╭─ Testo di partenza

L’origine della paura. Perché la fobia non è soltanto una paura e deve essere affrontata

19 Maggio 2011 | Mente e corpo umano

Introduzione

La paura fa parte del repertorio dell’uomo sin da quando fu creato, è anzi fondamentale per la sua sopravvivenza. Non si tratta di un’emozione negativa, tutt’altro: lo scopo della paura è di metterci a confronto con la realtà e di farci comprendere quali sono i possibili rischi da evitare.

In genere ci accoglie istintivamente, prima ancora che la nostra mente si renda conto dell’accaduto e riesca a elaborare un piano di fuga. Spesso, però, lo spavento che proviamo è immotivato.

Perché esiste la paura?

Alle origini il ruolo della paura era più importante: stretti nelle grotte, nel buio della notte e con il lieve lucore del fuoco, il pericolo era in agguato in ogni angolo e in caso di bisogno il corpo del primitivo doveva reagire prima della sua mente. Era questione di vita o di morte, di essere azzannati da un predatore sbucato dal nulla o di sfuggirgli, oppure anche semplicemente di capire che il tuono di un temporale non portava niente di buono.

Ed ecco quindi nascere le paure primordiali, che ancora adesso ci portiamo appresso: il buio, la grande altezza (l’uomo non è nato con le ali), i rumori improvvisi e assordanti, i volti degli estranei, oggetti e animali che non conosciamo. Sono quelle che possiamo definire «paure innate» e riconoscerle è piuttosto semplice: sono quelle paure che colgono i bambini sin dalla nascita.

Gran parte di questi timori ci appare, al giorno d’oggi, inutile e persino dannosa. È facile capire che questa “anomalia” sia dovuta al progresso troppo rapido dell’uomo, che in pochi secoli ha raggiunto uno stadio civile così avanzato che il suo corpo non ha fatto in tempo ad adattarsi di conseguenza.

Nell’ultimo secolo in particolare, la tecnologia ci ha donato una sicurezza straordinaria: adesso non dobbiamo più riguardarci fisicamente dai predatori (rimangono i predatori “metaforici”, ma si tratta di un’altra storia e richiede un adattamento diverso). La nostra mente, però, deve ancora abituarsi a questa improvvisa sicurezza.

Cos’è la fobia?

Da questo punto di vista, il progresso non è stato un bene. Anzi, il troppo benessere ci ha resi schiavi di paure che realmente sono immotivate. Le fobie sono questo, infatti: una paura irrazionale, una repulsione verso cose che non rappresentano un vero pericolo per noi e che, se affrontate, porterebbero un miglioramento alla nostra vita.

╰─
╭─ Dati forniti

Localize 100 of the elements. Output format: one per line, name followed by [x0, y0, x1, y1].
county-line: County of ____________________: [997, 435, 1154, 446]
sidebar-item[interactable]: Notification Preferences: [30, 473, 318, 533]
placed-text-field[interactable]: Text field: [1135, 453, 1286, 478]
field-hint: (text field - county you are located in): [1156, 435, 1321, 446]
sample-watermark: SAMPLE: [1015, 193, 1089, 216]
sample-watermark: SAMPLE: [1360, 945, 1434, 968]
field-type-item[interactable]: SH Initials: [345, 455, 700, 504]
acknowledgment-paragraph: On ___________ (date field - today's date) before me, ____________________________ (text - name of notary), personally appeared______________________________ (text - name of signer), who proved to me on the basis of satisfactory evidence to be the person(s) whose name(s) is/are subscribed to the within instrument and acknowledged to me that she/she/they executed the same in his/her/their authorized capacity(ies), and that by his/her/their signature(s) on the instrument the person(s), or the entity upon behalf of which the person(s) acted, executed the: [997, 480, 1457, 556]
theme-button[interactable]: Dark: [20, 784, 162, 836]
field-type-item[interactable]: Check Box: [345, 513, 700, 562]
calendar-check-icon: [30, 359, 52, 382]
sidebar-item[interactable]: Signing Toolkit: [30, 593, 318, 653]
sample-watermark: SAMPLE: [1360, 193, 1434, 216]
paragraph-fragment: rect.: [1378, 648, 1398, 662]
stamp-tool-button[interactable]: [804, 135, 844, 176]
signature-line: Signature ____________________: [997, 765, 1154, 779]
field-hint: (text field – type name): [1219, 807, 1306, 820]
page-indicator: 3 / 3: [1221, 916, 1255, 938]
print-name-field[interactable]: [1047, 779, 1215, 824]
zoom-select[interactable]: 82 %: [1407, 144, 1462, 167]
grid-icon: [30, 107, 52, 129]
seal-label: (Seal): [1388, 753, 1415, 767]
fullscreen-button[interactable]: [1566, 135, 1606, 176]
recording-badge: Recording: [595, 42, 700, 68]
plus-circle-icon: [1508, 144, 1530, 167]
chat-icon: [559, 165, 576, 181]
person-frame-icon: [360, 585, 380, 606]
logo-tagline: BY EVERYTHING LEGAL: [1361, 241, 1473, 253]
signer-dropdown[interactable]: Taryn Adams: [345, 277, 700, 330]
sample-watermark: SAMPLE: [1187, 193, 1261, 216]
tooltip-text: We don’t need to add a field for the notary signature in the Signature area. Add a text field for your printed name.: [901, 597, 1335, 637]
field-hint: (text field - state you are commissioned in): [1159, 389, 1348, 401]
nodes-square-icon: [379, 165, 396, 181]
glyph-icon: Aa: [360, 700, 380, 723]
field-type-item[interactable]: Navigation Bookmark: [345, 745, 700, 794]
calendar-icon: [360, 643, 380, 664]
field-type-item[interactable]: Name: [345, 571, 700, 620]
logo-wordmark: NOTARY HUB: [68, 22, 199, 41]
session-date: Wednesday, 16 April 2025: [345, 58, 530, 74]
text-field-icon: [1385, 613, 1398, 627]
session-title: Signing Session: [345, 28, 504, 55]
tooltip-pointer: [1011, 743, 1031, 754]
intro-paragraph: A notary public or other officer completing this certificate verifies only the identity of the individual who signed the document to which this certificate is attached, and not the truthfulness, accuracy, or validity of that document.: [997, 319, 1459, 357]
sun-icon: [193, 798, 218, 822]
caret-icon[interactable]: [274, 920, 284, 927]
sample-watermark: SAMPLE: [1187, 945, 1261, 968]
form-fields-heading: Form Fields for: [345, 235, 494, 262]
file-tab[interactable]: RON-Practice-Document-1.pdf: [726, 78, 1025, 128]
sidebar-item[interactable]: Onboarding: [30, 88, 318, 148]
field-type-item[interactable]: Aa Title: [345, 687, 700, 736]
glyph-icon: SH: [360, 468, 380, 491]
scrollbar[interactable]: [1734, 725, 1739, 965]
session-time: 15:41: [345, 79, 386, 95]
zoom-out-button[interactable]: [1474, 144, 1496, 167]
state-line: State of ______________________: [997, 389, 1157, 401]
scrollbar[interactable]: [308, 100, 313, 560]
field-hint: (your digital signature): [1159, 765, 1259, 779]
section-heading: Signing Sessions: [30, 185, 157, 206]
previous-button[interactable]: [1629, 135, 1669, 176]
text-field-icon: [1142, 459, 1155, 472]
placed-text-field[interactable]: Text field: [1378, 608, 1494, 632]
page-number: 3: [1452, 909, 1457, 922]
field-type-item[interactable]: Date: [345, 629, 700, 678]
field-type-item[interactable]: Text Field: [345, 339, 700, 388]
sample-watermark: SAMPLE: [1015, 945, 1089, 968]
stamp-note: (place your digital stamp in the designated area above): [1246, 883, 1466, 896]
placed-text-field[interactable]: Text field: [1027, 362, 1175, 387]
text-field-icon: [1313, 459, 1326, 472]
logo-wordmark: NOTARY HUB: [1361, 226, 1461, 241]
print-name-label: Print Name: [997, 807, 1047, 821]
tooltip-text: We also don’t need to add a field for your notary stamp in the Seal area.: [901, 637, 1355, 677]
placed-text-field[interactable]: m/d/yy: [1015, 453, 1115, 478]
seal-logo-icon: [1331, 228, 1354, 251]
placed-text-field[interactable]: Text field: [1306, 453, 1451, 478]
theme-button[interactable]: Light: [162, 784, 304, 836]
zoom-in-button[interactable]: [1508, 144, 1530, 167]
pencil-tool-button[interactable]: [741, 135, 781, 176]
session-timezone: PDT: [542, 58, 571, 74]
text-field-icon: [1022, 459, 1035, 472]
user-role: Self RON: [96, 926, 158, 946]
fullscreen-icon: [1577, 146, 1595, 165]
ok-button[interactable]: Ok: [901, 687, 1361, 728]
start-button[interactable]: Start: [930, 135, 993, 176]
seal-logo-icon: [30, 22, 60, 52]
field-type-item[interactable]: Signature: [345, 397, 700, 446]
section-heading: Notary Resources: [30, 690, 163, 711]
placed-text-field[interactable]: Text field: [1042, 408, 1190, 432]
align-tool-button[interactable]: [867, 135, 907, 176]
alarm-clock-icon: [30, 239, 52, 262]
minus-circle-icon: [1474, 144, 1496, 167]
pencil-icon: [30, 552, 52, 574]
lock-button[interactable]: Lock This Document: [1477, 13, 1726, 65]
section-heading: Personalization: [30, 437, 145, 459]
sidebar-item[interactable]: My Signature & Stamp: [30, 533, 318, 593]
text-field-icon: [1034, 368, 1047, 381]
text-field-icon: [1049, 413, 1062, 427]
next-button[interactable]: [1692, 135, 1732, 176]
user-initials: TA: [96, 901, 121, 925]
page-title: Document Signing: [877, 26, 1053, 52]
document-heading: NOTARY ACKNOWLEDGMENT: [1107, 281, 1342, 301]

╰─

Consegna ▸
In base al testo sull'origine della paura, da che cosa si riconoscono le «paure innate»?

Soluzione ▸
Sono le paure che colgono i bambini sin dalla nascita.